**Problem requirements**
Repeat every entry in the listing below, exactly.

**Input rows**
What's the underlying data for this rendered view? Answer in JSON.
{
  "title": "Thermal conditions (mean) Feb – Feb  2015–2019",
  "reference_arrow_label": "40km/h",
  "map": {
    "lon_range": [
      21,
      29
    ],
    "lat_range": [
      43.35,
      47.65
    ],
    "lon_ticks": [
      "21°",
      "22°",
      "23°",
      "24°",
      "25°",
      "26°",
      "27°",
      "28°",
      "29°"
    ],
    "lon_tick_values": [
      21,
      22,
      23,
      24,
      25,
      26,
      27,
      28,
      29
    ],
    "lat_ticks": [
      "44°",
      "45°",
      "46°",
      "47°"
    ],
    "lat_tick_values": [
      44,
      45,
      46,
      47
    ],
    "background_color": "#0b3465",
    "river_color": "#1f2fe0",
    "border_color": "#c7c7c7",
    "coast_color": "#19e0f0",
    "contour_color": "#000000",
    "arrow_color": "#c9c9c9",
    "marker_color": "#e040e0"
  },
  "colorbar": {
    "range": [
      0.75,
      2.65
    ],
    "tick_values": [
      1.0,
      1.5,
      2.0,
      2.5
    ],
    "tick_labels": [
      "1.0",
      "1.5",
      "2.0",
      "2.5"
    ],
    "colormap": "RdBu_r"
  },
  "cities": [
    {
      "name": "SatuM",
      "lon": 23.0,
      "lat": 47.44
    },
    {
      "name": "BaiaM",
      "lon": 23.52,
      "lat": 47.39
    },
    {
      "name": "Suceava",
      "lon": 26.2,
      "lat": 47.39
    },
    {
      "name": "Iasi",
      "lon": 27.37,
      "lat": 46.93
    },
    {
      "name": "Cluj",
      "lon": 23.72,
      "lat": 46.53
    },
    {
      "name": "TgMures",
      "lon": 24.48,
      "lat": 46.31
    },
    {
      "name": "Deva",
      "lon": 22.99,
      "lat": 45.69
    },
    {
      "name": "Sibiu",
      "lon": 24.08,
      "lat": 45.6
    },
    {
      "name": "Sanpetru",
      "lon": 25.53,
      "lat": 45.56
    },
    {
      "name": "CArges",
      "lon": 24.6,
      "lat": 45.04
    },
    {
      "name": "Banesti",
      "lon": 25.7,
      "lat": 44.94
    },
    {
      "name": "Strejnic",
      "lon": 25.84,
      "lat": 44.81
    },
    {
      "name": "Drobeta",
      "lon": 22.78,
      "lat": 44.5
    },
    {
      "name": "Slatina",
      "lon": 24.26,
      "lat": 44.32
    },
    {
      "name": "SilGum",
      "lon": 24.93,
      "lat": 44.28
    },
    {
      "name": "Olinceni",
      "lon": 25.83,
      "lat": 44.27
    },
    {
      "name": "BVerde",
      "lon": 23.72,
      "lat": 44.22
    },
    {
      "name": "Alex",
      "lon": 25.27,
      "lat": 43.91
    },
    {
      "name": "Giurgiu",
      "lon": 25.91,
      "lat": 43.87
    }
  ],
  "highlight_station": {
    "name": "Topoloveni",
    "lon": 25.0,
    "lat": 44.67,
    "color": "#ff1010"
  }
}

**The reply**
What's the underlying data for this rendered view? Answer in JSON.
{
  "title": "Thermal conditions (mean) Feb – Feb  2015–2019",
  "reference_arrow_label": "40km/h",
  "map": {
    "lon_range": [
      21,
      29
    ],
    "lat_range": [
      43.35,
      47.65
    ],
    "lon_ticks": [
      "21°",
      "22°",
      "23°",
      "24°",
      "25°",
      "26°",
      "27°",
      "28°",
      "29°"
    ],
    "lon_tick_values": [
      21,
      22,
      23,
      24,
      25,
      26,
      27,
      28,
      29
    ],
    "lat_ticks": [
      "44°",
      "45°",
      "46°",
      "47°"
    ],
    "lat_tick_values": [
      44,
      45,
      46,
      47
    ],
    "background_color": "#0b3465",
    "river_color": "#1f2fe0",
    "border_color": "#c7c7c7",
    "coast_color": "#19e0f0",
    "contour_color": "#000000",
    "arrow_color": "#c9c9c9",
    "marker_color": "#e040e0"
  },
  "colorbar": {
    "range": [
      0.75,
      2.65
    ],
    "tick_values": [
      1.0,
      1.5,
      2.0,
      2.5
    ],
    "tick_labels": [
      "1.0",
      "1.5",
      "2.0",
      "2.5"
    ],
    "colormap": "RdBu_r"
  },
  "cities": [
    {
      "name": "SatuM",
      "lon": 23.0,
      "lat": 47.44
    },
    {
      "name": "BaiaM",
      "lon": 23.52,
      "lat": 47.39
    },
    {
      "name": "Suceava",
      "lon": 26.2,
      "lat": 47.39
    },
    {
      "name": "Iasi",
      "lon": 27.37,
      "lat": 46.93
    },
    {
      "name": "Cluj",
      "lon": 23.72,
      "lat": 46.53
    },
    {
      "name": "TgMures",
      "lon": 24.48,
      "lat": 46.31
    },
    {
      "name": "Deva",
      "lon": 22.99,
      "lat": 45.69
    },
    {
      "name": "Sibiu",
      "lon": 24.08,
      "lat": 45.6
    },
    {
      "name": "Sanpetru",
      "lon": 25.53,
      "lat": 45.56
    },
    {
      "name": "CArges",
      "lon": 24.6,
      "lat": 45.04
    },
    {
      "name": "Banesti",
      "lon": 25.7,
      "lat": 44.94
    },
    {
      "name": "Strejnic",
      "lon": 25.84,
      "lat": 44.81
    },
    {
      "name": "Drobeta",
      "lon": 22.78,
      "lat": 44.5
    },
    {
      "name": "Slatina",
      "lon": 24.26,
      "lat": 44.32
    },
    {
      "name": "SilGum",
      "lon": 24.93,
      "lat": 44.28
    },
    {
      "name": "Olinceni",
      "lon": 25.83,
      "lat": 44.27
    },
    {
      "name": "BVerde",
      "lon": 23.72,
      "lat": 44.22
    },
    {
      "name": "Alex",
      "lon": 25.27,
      "lat": 43.91
    },
    {
      "name": "Giurgiu",
      "lon": 25.91,
      "lat": 43.87
    }
  ],
  "highlight_station": {
    "name": "Topoloveni",
    "lon": 25.0,
    "lat": 44.67,
    "color": "#ff1010"
  }
}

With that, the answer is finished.